WHAT THE TASK REQUIRES:
What follows is a set of entries. Repeat them exactly, but not their pictures.

PROVIDED DATA:
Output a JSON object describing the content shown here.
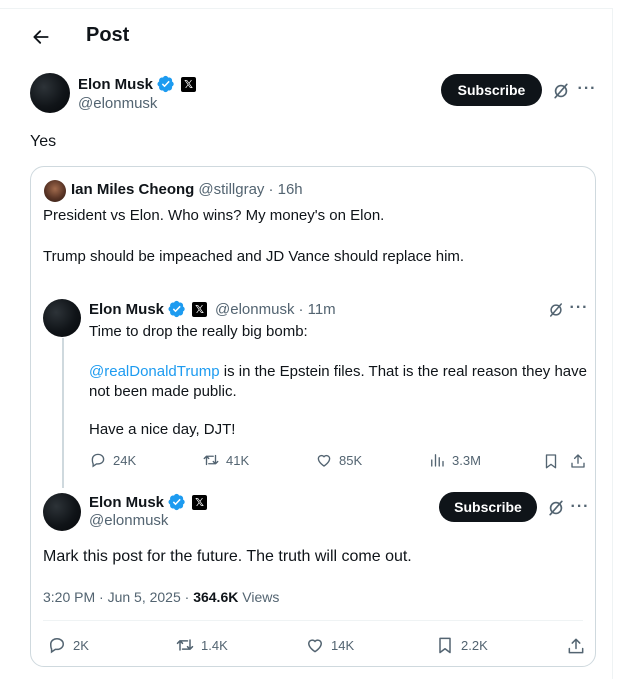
{
  "header": {
    "title": "Post"
  },
  "main_post": {
    "author_name": "Elon Musk",
    "author_handle": "@elonmusk",
    "subscribe_label": "Subscribe",
    "text": "Yes"
  },
  "quoted_post": {
    "author_name": "Ian Miles Cheong",
    "author_handle": "@stillgray",
    "time": "· 16h",
    "line1": "President vs Elon. Who wins? My money's on Elon.",
    "line2": "Trump should be impeached and JD Vance should replace him."
  },
  "thread_post_1": {
    "author_name": "Elon Musk",
    "author_handle": "@elonmusk",
    "time": "· 11m",
    "line1": "Time to drop the really big bomb:",
    "mention": "@realDonaldTrump",
    "line2_rest": " is in the Epstein files. That is the real reason they have not been made public.",
    "line3": "Have a nice day, DJT!",
    "stats": {
      "replies": "24K",
      "reposts": "41K",
      "likes": "85K",
      "views": "3.3M"
    }
  },
  "thread_post_2": {
    "author_name": "Elon Musk",
    "author_handle": "@elonmusk",
    "subscribe_label": "Subscribe",
    "text": "Mark this post for the future. The truth will come out.",
    "timestamp": "3:20 PM · Jun 5, 2025 · ",
    "views_count": "364.6K",
    "views_label": " Views",
    "stats": {
      "replies": "2K",
      "reposts": "1.4K",
      "likes": "14K",
      "bookmarks": "2.2K"
    }
  },
  "colors": {
    "accent": "#1d9bf0",
    "text": "#0f1419",
    "muted": "#536471",
    "border": "#cfd9de"
  },
  "icons": [
    "back-arrow-icon",
    "verified-badge-icon",
    "x-logo-icon",
    "grok-icon",
    "more-icon",
    "reply-icon",
    "repost-icon",
    "like-icon",
    "views-icon",
    "bookmark-icon",
    "share-icon"
  ]
}
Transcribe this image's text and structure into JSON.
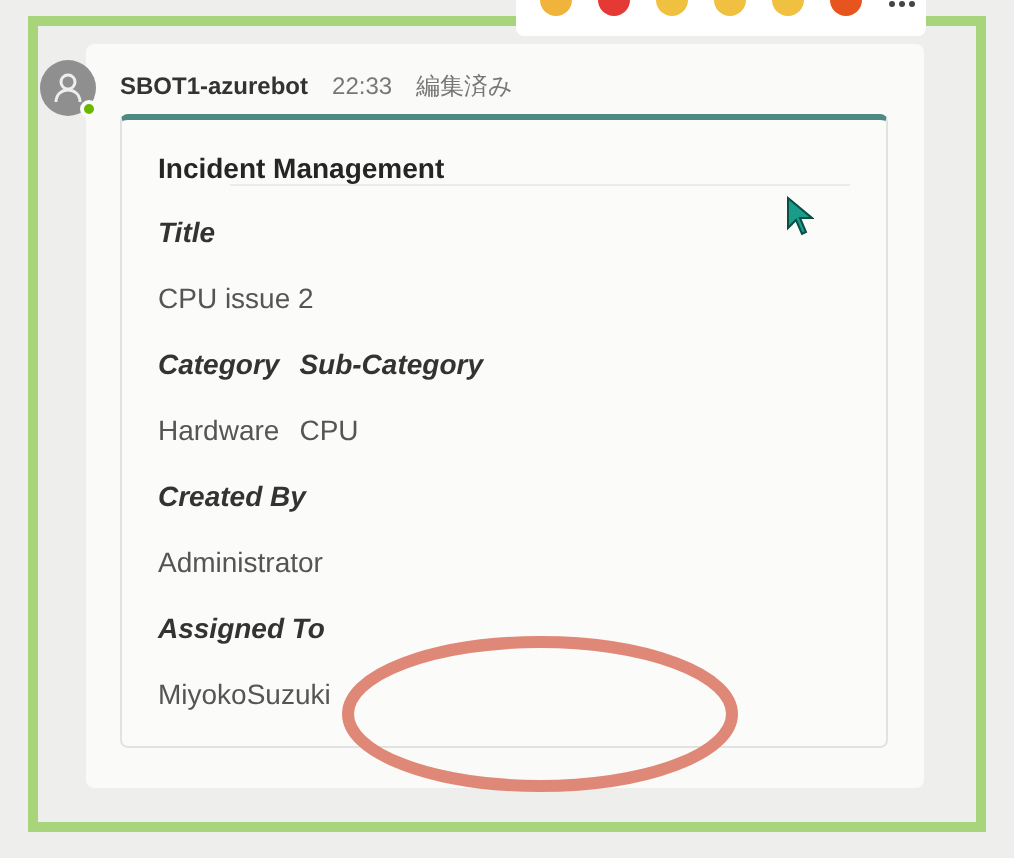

IN RESPONSE:
Output a JSON object describing the content shown here.
{
  "header": {
    "title": "Post"
  },
  "main_post": {
    "author_name": "Elon Musk",
    "author_handle": "@elonmusk",
    "subscribe_label": "Subscribe",
    "text": "Yes"
  },
  "quoted_post": {
    "author_name": "Ian Miles Cheong",
    "author_handle": "@stillgray",
    "time": "· 16h",
    "line1": "President vs Elon. Who wins? My money's on Elon.",
    "line2": "Trump should be impeached and JD Vance should replace him."
  },
  "thread_post_1": {
    "author_name": "Elon Musk",
    "author_handle": "@elonmusk",
    "time": "· 11m",
    "line1": "Time to drop the really big bomb:",
    "mention": "@realDonaldTrump",
    "line2_rest": " is in the Epstein files. That is the real reason they have not been made public.",
    "line3": "Have a nice day, DJT!",
    "stats": {
      "replies": "24K",
      "reposts": "41K",
      "likes": "85K",
      "views": "3.3M"
    }
  },
  "thread_post_2": {
    "author_name": "Elon Musk",
    "author_handle": "@elonmusk",
    "subscribe_label": "Subscribe",
    "text": "Mark this post for the future. The truth will come out.",
    "timestamp": "3:20 PM · Jun 5, 2025 · ",
    "views_count": "364.6K",
    "views_label": " Views",
    "stats": {
      "replies": "2K",
      "reposts": "1.4K",
      "likes": "14K",
      "bookmarks": "2.2K"
    }
  },
  "colors": {
    "accent": "#1d9bf0",
    "text": "#0f1419",
    "muted": "#536471",
    "border": "#cfd9de"
  },
  "icons": [
    "back-arrow-icon",
    "verified-badge-icon",
    "x-logo-icon",
    "grok-icon",
    "more-icon",
    "reply-icon",
    "repost-icon",
    "like-icon",
    "views-icon",
    "bookmark-icon",
    "share-icon"
  ]
}
Transcribe this image's text and structure into JSON.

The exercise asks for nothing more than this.